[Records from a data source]
----

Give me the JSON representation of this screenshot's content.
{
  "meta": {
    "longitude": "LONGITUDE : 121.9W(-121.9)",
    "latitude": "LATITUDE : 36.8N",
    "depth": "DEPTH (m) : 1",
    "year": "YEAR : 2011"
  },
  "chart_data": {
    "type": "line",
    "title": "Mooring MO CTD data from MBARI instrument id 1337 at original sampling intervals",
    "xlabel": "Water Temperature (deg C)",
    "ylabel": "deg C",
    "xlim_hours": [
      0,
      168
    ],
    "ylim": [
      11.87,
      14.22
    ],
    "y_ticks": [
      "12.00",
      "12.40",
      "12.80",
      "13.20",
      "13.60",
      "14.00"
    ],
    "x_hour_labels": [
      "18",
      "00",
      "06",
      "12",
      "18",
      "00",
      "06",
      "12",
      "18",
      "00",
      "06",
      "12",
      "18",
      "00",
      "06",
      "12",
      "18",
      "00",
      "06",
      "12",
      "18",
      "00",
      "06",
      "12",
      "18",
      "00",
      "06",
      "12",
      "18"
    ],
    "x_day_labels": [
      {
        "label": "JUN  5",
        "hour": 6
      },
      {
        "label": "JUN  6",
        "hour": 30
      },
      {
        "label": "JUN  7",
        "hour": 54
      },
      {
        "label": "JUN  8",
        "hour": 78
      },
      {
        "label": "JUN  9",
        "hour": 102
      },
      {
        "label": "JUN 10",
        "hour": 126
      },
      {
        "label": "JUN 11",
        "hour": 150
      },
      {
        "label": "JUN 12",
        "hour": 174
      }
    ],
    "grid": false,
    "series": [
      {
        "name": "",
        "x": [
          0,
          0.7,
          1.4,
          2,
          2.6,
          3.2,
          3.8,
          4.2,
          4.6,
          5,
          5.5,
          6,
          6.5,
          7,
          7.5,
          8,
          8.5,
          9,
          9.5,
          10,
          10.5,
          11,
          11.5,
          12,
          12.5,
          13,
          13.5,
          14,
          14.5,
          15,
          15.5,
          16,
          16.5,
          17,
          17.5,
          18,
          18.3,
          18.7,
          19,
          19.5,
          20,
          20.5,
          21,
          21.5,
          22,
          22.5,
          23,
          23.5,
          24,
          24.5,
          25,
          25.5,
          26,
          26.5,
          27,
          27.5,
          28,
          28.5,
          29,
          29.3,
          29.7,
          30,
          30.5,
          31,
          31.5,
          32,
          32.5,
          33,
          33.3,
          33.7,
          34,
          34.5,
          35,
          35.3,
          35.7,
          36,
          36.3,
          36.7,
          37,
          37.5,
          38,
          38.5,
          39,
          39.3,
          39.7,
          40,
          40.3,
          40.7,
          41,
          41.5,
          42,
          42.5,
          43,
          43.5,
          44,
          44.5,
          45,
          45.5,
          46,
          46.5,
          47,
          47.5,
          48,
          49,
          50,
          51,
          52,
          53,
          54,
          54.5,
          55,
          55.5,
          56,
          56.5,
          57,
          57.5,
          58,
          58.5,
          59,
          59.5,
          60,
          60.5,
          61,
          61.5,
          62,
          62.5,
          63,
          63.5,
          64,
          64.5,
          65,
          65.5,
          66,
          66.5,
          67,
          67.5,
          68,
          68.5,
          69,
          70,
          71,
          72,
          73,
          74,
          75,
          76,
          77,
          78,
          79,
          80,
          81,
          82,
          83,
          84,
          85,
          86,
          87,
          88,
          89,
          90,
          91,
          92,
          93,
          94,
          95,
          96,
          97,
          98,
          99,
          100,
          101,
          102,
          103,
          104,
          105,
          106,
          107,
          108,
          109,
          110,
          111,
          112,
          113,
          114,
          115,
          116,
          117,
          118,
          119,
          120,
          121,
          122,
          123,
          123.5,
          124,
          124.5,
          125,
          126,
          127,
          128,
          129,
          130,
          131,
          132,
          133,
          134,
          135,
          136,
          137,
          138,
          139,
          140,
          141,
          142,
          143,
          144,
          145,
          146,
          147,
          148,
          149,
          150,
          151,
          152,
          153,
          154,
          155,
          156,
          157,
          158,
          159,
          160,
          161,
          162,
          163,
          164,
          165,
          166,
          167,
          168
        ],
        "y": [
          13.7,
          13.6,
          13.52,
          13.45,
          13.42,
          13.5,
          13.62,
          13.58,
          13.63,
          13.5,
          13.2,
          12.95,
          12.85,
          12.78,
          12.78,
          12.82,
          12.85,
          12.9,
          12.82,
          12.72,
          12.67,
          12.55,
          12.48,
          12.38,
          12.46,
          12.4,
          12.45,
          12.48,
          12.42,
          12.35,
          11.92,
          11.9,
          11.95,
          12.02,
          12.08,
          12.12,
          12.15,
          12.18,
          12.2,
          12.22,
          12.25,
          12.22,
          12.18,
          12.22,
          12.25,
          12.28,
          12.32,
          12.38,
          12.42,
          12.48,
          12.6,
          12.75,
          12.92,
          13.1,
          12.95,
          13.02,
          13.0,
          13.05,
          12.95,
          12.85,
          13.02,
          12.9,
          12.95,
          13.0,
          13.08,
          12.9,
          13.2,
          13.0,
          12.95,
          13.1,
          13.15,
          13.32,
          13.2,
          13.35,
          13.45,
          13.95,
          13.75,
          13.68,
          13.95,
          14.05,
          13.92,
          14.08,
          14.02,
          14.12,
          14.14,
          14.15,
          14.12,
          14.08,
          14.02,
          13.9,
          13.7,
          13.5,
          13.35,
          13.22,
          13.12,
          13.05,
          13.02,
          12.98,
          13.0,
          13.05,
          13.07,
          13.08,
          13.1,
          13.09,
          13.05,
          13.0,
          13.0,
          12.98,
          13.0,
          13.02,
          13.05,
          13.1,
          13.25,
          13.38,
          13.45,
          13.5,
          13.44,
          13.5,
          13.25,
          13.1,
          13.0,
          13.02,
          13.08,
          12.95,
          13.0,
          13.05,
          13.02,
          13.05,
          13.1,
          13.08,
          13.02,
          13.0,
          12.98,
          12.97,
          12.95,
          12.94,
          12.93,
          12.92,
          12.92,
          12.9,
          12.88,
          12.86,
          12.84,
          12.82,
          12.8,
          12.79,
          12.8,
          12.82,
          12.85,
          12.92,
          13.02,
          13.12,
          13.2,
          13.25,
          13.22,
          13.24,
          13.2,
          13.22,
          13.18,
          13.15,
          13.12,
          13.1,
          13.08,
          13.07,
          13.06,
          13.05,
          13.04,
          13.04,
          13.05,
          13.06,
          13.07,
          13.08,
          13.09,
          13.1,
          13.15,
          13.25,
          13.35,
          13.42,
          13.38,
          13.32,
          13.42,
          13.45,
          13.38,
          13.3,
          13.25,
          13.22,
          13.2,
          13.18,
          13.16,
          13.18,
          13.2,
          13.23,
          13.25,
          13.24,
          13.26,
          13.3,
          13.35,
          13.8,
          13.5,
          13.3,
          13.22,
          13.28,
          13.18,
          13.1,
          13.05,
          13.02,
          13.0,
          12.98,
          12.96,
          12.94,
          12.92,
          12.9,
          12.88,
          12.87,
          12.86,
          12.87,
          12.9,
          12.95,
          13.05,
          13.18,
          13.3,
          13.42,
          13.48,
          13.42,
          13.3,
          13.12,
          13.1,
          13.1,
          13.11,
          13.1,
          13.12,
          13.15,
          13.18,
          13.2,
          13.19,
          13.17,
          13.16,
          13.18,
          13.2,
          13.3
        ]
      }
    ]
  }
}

----

**Objective**: Reproduce every line of the material above exactly.

**Output below**:
Give me the JSON representation of this screenshot's content.
{
  "meta": {
    "longitude": "LONGITUDE : 121.9W(-121.9)",
    "latitude": "LATITUDE : 36.8N",
    "depth": "DEPTH (m) : 1",
    "year": "YEAR : 2011"
  },
  "chart_data": {
    "type": "line",
    "title": "Mooring MO CTD data from MBARI instrument id 1337 at original sampling intervals",
    "xlabel": "Water Temperature (deg C)",
    "ylabel": "deg C",
    "xlim_hours": [
      0,
      168
    ],
    "ylim": [
      11.87,
      14.22
    ],
    "y_ticks": [
      "12.00",
      "12.40",
      "12.80",
      "13.20",
      "13.60",
      "14.00"
    ],
    "x_hour_labels": [
      "18",
      "00",
      "06",
      "12",
      "18",
      "00",
      "06",
      "12",
      "18",
      "00",
      "06",
      "12",
      "18",
      "00",
      "06",
      "12",
      "18",
      "00",
      "06",
      "12",
      "18",
      "00",
      "06",
      "12",
      "18",
      "00",
      "06",
      "12",
      "18"
    ],
    "x_day_labels": [
      {
        "label": "JUN  5",
        "hour": 6
      },
      {
        "label": "JUN  6",
        "hour": 30
      },
      {
        "label": "JUN  7",
        "hour": 54
      },
      {
        "label": "JUN  8",
        "hour": 78
      },
      {
        "label": "JUN  9",
        "hour": 102
      },
      {
        "label": "JUN 10",
        "hour": 126
      },
      {
        "label": "JUN 11",
        "hour": 150
      },
      {
        "label": "JUN 12",
        "hour": 174
      }
    ],
    "grid": false,
    "series": [
      {
        "name": "",
        "x": [
          0,
          0.7,
          1.4,
          2,
          2.6,
          3.2,
          3.8,
          4.2,
          4.6,
          5,
          5.5,
          6,
          6.5,
          7,
          7.5,
          8,
          8.5,
          9,
          9.5,
          10,
          10.5,
          11,
          11.5,
          12,
          12.5,
          13,
          13.5,
          14,
          14.5,
          15,
          15.5,
          16,
          16.5,
          17,
          17.5,
          18,
          18.3,
          18.7,
          19,
          19.5,
          20,
          20.5,
          21,
          21.5,
          22,
          22.5,
          23,
          23.5,
          24,
          24.5,
          25,
          25.5,
          26,
          26.5,
          27,
          27.5,
          28,
          28.5,
          29,
          29.3,
          29.7,
          30,
          30.5,
          31,
          31.5,
          32,
          32.5,
          33,
          33.3,
          33.7,
          34,
          34.5,
          35,
          35.3,
          35.7,
          36,
          36.3,
          36.7,
          37,
          37.5,
          38,
          38.5,
          39,
          39.3,
          39.7,
          40,
          40.3,
          40.7,
          41,
          41.5,
          42,
          42.5,
          43,
          43.5,
          44,
          44.5,
          45,
          45.5,
          46,
          46.5,
          47,
          47.5,
          48,
          49,
          50,
          51,
          52,
          53,
          54,
          54.5,
          55,
          55.5,
          56,
          56.5,
          57,
          57.5,
          58,
          58.5,
          59,
          59.5,
          60,
          60.5,
          61,
          61.5,
          62,
          62.5,
          63,
          63.5,
          64,
          64.5,
          65,
          65.5,
          66,
          66.5,
          67,
          67.5,
          68,
          68.5,
          69,
          70,
          71,
          72,
          73,
          74,
          75,
          76,
          77,
          78,
          79,
          80,
          81,
          82,
          83,
          84,
          85,
          86,
          87,
          88,
          89,
          90,
          91,
          92,
          93,
          94,
          95,
          96,
          97,
          98,
          99,
          100,
          101,
          102,
          103,
          104,
          105,
          106,
          107,
          108,
          109,
          110,
          111,
          112,
          113,
          114,
          115,
          116,
          117,
          118,
          119,
          120,
          121,
          122,
          123,
          123.5,
          124,
          124.5,
          125,
          126,
          127,
          128,
          129,
          130,
          131,
          132,
          133,
          134,
          135,
          136,
          137,
          138,
          139,
          140,
          141,
          142,
          143,
          144,
          145,
          146,
          147,
          148,
          149,
          150,
          151,
          152,
          153,
          154,
          155,
          156,
          157,
          158,
          159,
          160,
          161,
          162,
          163,
          164,
          165,
          166,
          167,
          168
        ],
        "y": [
          13.7,
          13.6,
          13.52,
          13.45,
          13.42,
          13.5,
          13.62,
          13.58,
          13.63,
          13.5,
          13.2,
          12.95,
          12.85,
          12.78,
          12.78,
          12.82,
          12.85,
          12.9,
          12.82,
          12.72,
          12.67,
          12.55,
          12.48,
          12.38,
          12.46,
          12.4,
          12.45,
          12.48,
          12.42,
          12.35,
          11.92,
          11.9,
          11.95,
          12.02,
          12.08,
          12.12,
          12.15,
          12.18,
          12.2,
          12.22,
          12.25,
          12.22,
          12.18,
          12.22,
          12.25,
          12.28,
          12.32,
          12.38,
          12.42,
          12.48,
          12.6,
          12.75,
          12.92,
          13.1,
          12.95,
          13.02,
          13.0,
          13.05,
          12.95,
          12.85,
          13.02,
          12.9,
          12.95,
          13.0,
          13.08,
          12.9,
          13.2,
          13.0,
          12.95,
          13.1,
          13.15,
          13.32,
          13.2,
          13.35,
          13.45,
          13.95,
          13.75,
          13.68,
          13.95,
          14.05,
          13.92,
          14.08,
          14.02,
          14.12,
          14.14,
          14.15,
          14.12,
          14.08,
          14.02,
          13.9,
          13.7,
          13.5,
          13.35,
          13.22,
          13.12,
          13.05,
          13.02,
          12.98,
          13.0,
          13.05,
          13.07,
          13.08,
          13.1,
          13.09,
          13.05,
          13.0,
          13.0,
          12.98,
          13.0,
          13.02,
          13.05,
          13.1,
          13.25,
          13.38,
          13.45,
          13.5,
          13.44,
          13.5,
          13.25,
          13.1,
          13.0,
          13.02,
          13.08,
          12.95,
          13.0,
          13.05,
          13.02,
          13.05,
          13.1,
          13.08,
          13.02,
          13.0,
          12.98,
          12.97,
          12.95,
          12.94,
          12.93,
          12.92,
          12.92,
          12.9,
          12.88,
          12.86,
          12.84,
          12.82,
          12.8,
          12.79,
          12.8,
          12.82,
          12.85,
          12.92,
          13.02,
          13.12,
          13.2,
          13.25,
          13.22,
          13.24,
          13.2,
          13.22,
          13.18,
          13.15,
          13.12,
          13.1,
          13.08,
          13.07,
          13.06,
          13.05,
          13.04,
          13.04,
          13.05,
          13.06,
          13.07,
          13.08,
          13.09,
          13.1,
          13.15,
          13.25,
          13.35,
          13.42,
          13.38,
          13.32,
          13.42,
          13.45,
          13.38,
          13.3,
          13.25,
          13.22,
          13.2,
          13.18,
          13.16,
          13.18,
          13.2,
          13.23,
          13.25,
          13.24,
          13.26,
          13.3,
          13.35,
          13.8,
          13.5,
          13.3,
          13.22,
          13.28,
          13.18,
          13.1,
          13.05,
          13.02,
          13.0,
          12.98,
          12.96,
          12.94,
          12.92,
          12.9,
          12.88,
          12.87,
          12.86,
          12.87,
          12.9,
          12.95,
          13.05,
          13.18,
          13.3,
          13.42,
          13.48,
          13.42,
          13.3,
          13.12,
          13.1,
          13.1,
          13.11,
          13.1,
          13.12,
          13.15,
          13.18,
          13.2,
          13.19,
          13.17,
          13.16,
          13.18,
          13.2,
          13.3
        ]
      }
    ]
  }
}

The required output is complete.